Your task:
Give every line from the entries that contains "text".

───── Exercise input ─────

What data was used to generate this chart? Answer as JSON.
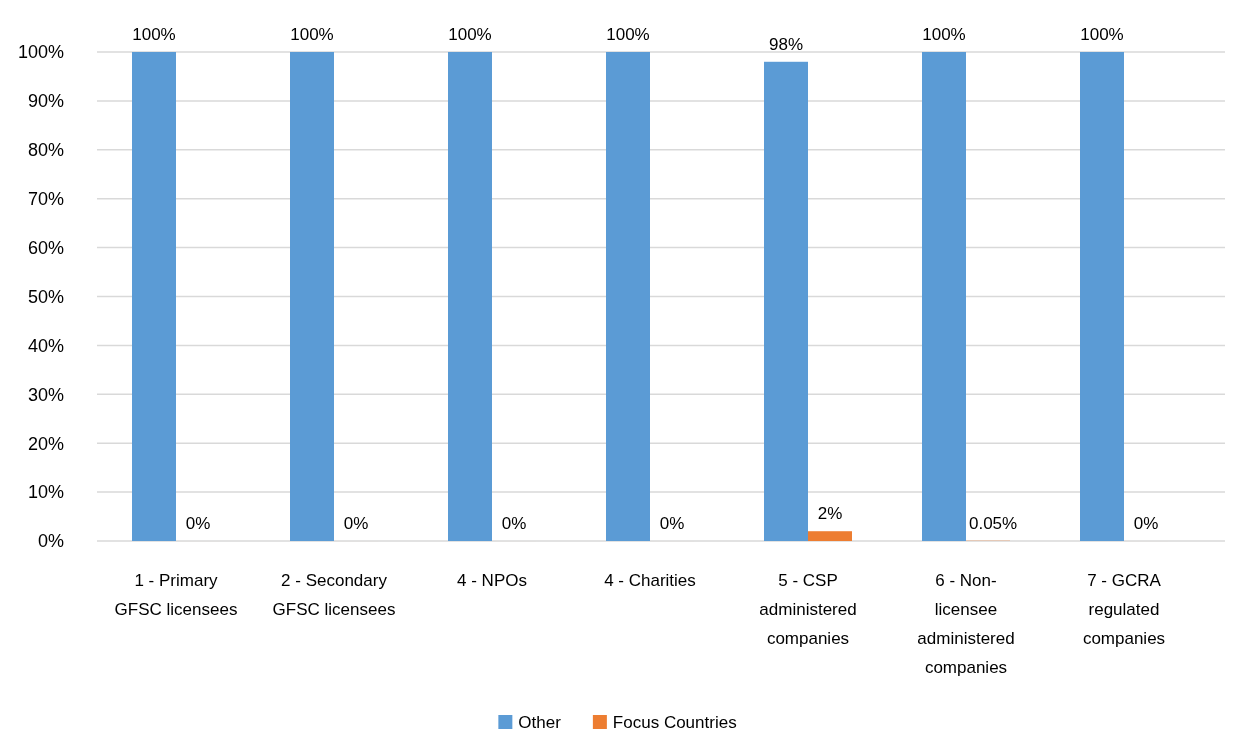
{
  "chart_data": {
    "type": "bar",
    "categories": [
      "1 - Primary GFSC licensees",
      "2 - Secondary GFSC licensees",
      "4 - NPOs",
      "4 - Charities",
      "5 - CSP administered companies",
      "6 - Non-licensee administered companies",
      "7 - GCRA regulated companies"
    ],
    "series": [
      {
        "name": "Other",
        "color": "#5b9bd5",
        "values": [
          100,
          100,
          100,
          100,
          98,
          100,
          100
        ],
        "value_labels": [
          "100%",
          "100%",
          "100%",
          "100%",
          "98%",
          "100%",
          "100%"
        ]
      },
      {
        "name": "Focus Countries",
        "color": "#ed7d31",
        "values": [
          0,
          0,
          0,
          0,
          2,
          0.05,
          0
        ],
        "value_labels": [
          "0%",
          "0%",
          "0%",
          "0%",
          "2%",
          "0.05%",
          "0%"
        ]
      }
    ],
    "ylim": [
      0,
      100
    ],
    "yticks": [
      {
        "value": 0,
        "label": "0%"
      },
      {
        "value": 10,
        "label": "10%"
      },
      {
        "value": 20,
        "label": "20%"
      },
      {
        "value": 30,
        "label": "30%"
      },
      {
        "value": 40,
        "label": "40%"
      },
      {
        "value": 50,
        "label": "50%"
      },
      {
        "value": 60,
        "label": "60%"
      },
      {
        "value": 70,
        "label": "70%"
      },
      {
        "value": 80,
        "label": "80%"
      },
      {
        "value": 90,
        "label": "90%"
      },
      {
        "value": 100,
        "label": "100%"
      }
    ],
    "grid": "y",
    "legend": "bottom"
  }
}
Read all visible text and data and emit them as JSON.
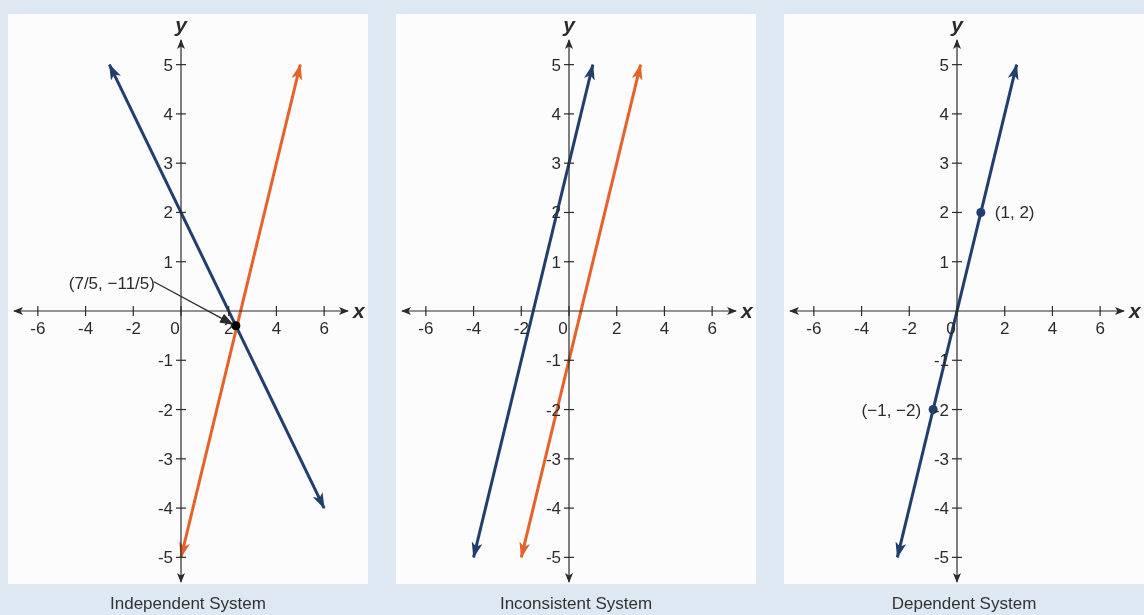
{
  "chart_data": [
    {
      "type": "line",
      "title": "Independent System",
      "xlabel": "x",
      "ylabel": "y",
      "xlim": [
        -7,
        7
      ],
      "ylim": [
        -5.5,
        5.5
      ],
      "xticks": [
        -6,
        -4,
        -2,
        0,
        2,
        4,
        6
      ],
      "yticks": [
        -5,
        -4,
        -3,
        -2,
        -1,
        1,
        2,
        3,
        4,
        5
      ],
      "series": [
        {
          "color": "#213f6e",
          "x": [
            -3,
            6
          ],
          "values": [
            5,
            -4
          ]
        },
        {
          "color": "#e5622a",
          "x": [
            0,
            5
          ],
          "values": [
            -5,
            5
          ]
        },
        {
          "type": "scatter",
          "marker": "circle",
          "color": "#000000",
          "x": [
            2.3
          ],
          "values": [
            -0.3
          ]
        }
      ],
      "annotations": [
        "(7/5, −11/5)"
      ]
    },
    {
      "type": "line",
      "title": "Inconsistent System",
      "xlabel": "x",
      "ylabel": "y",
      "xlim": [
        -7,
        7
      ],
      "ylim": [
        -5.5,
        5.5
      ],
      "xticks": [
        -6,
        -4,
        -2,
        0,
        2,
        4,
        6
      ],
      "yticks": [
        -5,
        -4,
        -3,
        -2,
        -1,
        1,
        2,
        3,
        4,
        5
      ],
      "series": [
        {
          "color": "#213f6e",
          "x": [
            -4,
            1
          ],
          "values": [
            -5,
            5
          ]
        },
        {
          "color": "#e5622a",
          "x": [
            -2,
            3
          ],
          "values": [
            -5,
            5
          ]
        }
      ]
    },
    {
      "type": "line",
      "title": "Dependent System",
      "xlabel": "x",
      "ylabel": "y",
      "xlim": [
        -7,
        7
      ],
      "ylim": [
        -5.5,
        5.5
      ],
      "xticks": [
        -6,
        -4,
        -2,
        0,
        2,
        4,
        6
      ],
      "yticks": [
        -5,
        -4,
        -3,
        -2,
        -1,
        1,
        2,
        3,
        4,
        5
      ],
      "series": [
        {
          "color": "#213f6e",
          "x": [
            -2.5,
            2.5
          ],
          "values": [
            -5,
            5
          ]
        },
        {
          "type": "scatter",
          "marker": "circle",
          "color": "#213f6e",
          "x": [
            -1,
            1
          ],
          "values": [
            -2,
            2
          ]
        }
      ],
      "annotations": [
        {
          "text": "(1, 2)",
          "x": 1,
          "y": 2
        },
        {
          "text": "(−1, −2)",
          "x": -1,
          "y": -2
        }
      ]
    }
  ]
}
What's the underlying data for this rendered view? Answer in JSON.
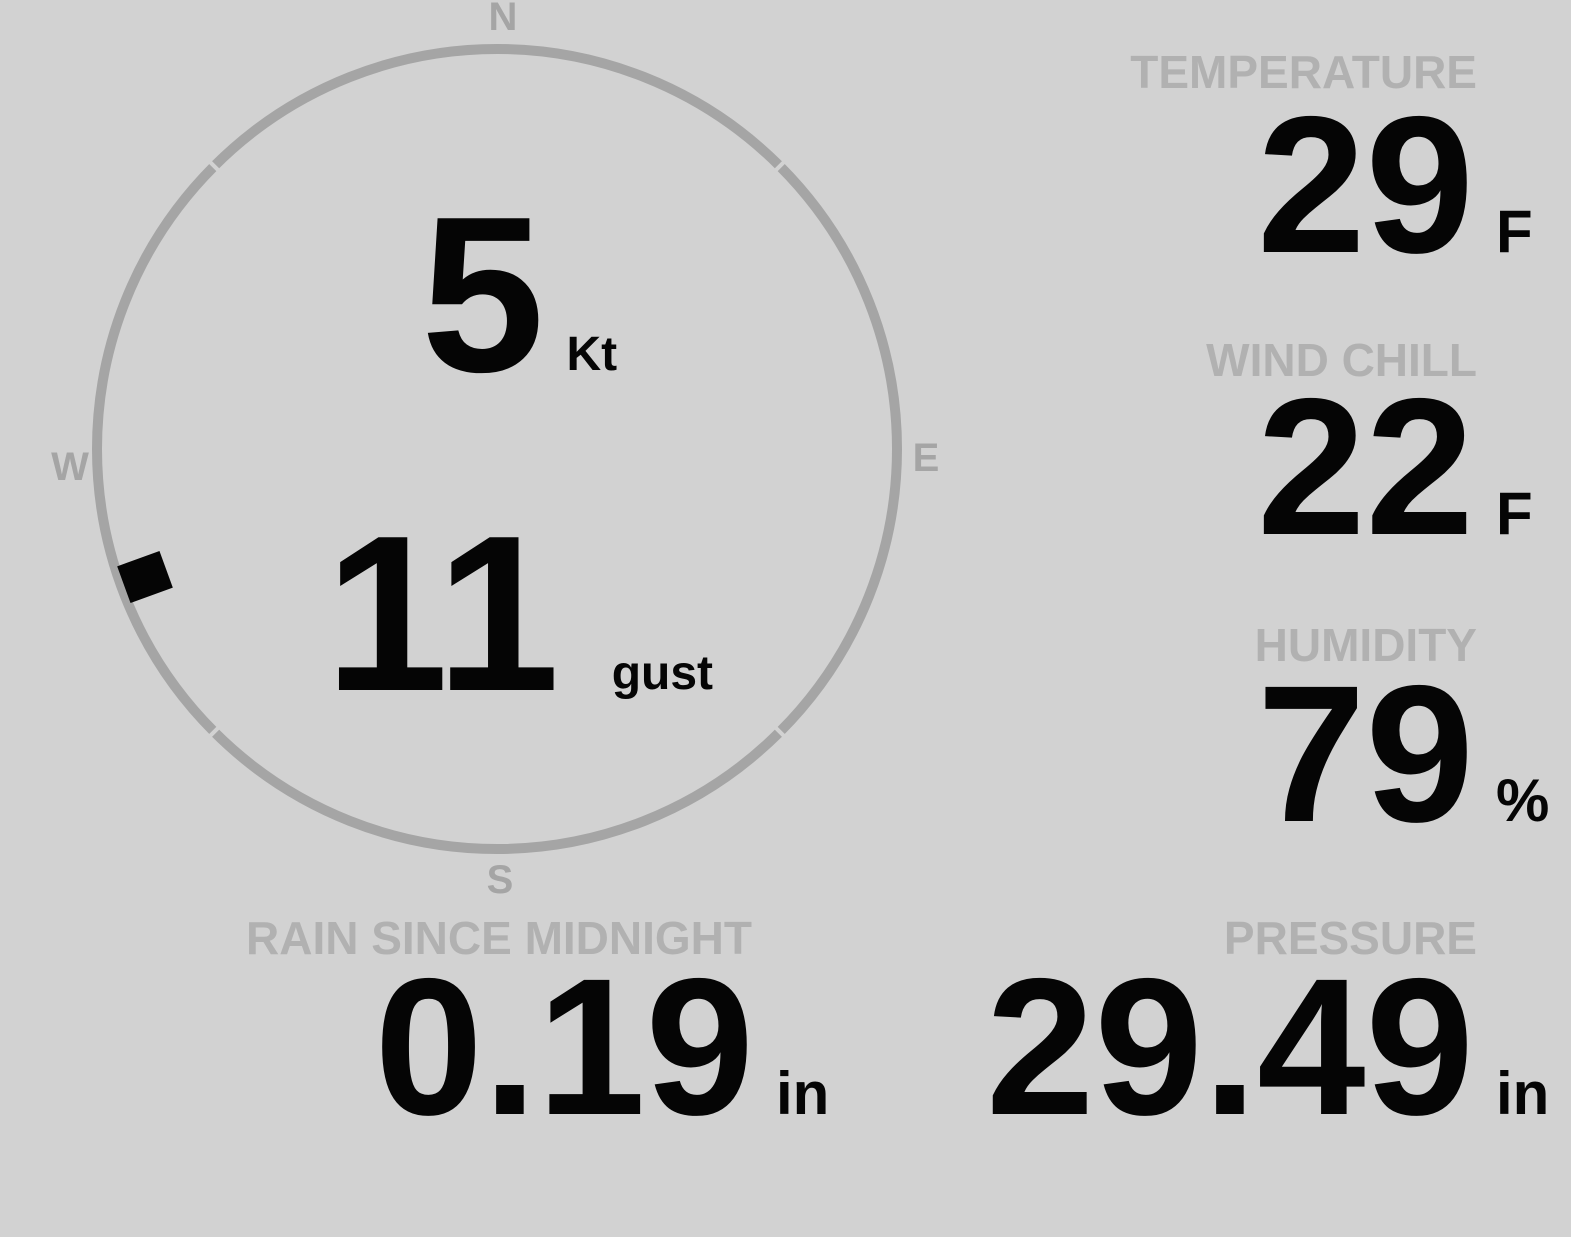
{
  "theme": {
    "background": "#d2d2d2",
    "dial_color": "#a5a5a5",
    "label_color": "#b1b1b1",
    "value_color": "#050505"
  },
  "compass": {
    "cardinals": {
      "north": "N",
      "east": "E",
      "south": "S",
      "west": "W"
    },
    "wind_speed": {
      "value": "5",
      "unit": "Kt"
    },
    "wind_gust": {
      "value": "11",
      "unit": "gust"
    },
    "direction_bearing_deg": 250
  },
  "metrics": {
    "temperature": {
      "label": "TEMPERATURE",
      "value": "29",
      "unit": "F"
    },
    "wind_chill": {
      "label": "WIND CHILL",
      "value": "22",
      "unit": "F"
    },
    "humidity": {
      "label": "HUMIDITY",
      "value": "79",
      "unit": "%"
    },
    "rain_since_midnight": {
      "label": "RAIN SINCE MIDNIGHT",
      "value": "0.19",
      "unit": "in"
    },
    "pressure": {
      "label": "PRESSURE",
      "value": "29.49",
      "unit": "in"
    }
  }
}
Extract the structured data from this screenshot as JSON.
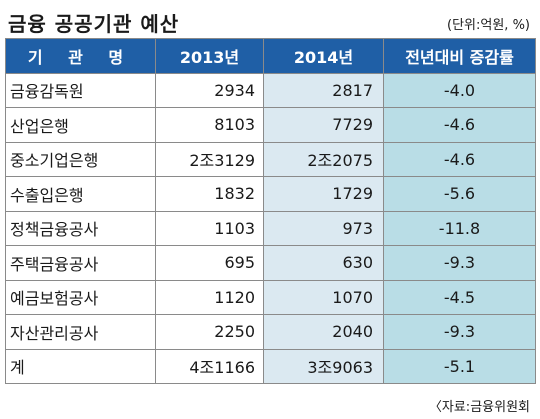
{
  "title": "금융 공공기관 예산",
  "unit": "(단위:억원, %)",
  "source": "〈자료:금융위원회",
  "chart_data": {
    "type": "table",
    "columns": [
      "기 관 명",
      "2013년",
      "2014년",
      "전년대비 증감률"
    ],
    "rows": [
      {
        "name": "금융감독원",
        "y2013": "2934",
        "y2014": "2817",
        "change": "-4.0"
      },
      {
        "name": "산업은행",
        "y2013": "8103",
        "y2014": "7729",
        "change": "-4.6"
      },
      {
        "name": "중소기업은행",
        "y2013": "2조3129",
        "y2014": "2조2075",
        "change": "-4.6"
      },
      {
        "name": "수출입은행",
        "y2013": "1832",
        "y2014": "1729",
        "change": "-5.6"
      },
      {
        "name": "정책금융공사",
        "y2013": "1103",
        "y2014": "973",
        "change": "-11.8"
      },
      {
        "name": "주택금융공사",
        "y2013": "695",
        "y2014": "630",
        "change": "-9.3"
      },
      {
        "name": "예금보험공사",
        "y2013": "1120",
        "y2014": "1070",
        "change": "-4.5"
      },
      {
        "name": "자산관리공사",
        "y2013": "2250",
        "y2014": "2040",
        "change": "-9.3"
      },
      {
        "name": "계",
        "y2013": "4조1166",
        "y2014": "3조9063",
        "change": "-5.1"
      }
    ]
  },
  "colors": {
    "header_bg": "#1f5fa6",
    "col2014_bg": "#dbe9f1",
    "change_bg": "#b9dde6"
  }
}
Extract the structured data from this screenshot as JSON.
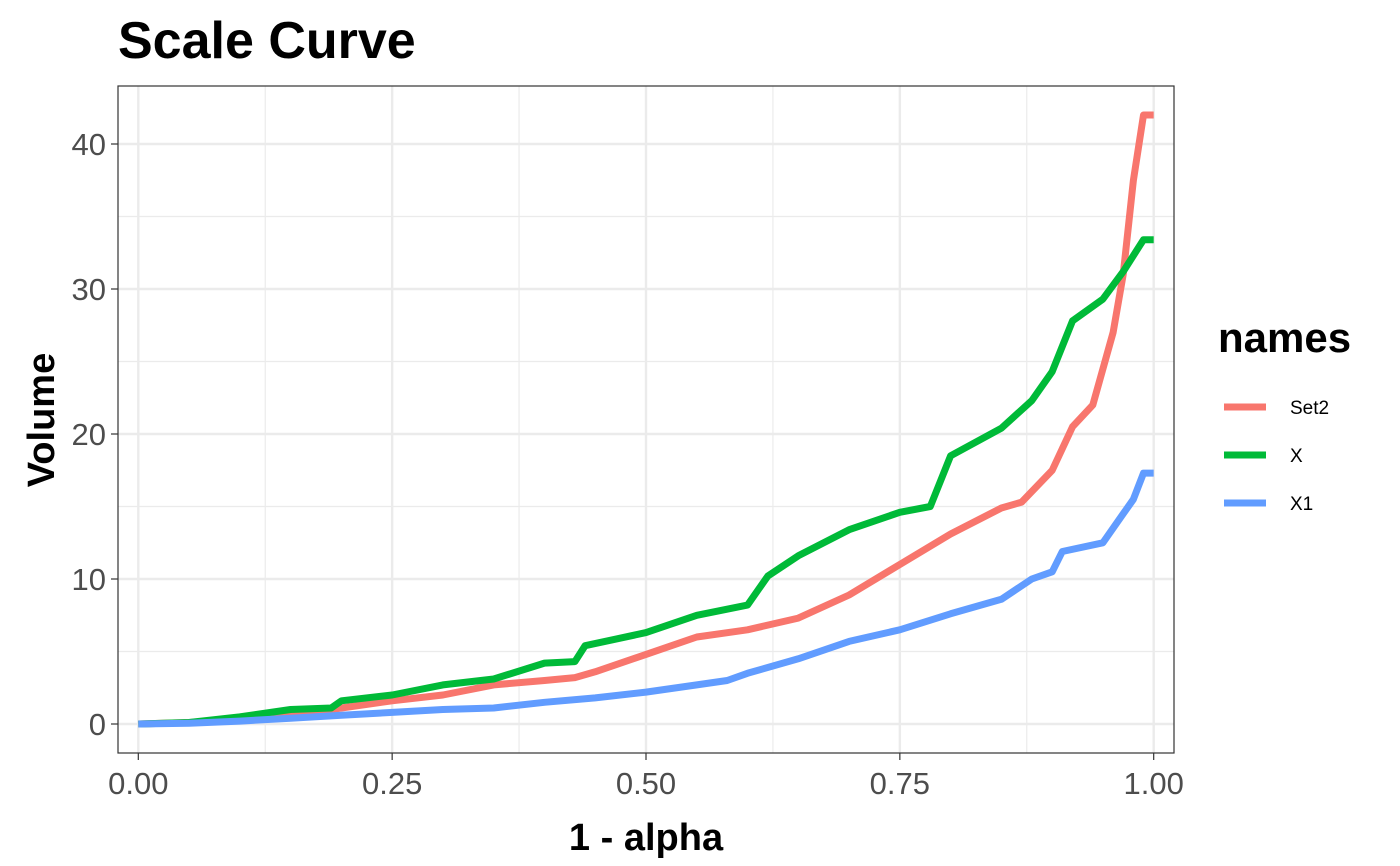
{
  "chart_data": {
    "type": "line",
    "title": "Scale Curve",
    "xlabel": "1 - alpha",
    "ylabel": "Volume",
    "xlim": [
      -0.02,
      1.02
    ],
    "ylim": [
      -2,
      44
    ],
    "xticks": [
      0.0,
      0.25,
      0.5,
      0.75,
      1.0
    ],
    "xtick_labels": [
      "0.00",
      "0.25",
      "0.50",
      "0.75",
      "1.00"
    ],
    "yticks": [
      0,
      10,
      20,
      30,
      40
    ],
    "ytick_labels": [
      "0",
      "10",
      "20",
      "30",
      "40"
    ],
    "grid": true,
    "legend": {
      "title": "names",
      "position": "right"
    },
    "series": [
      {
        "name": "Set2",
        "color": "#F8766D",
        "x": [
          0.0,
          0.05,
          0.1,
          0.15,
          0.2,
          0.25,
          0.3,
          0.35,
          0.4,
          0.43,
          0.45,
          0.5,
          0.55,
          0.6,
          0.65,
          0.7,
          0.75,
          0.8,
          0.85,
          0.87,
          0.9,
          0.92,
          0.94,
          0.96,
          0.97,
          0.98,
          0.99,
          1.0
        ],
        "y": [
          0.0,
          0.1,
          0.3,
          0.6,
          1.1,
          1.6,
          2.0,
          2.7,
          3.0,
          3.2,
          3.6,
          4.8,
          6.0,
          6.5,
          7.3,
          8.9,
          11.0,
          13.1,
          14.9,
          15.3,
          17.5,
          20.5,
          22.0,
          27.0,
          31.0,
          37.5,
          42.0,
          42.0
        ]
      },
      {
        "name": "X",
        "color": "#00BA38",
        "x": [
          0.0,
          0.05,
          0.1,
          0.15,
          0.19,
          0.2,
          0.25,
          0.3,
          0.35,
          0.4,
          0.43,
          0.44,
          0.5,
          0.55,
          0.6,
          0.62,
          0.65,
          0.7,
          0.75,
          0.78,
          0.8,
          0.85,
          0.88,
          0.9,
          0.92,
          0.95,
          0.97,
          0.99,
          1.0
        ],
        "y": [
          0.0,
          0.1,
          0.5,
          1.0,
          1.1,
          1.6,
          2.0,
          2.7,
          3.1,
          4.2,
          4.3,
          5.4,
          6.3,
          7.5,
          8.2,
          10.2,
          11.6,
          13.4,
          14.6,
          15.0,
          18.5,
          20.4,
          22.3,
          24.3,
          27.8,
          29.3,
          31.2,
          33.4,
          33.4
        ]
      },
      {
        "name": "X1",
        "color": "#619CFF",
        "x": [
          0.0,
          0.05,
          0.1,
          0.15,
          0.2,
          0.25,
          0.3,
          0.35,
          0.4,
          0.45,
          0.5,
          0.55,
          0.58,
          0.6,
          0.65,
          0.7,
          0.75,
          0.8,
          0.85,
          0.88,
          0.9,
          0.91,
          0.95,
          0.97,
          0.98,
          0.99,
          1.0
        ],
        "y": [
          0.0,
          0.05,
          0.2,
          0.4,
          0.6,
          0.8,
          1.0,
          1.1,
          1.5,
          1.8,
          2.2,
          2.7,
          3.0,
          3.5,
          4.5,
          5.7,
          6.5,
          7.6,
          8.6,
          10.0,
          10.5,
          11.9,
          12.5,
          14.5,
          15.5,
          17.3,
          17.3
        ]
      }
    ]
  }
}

─────

Result of the task:
Read all visible text and data and emit them as JSON.
          "text": "(1, 2)",
          "text": "(−1, −2)",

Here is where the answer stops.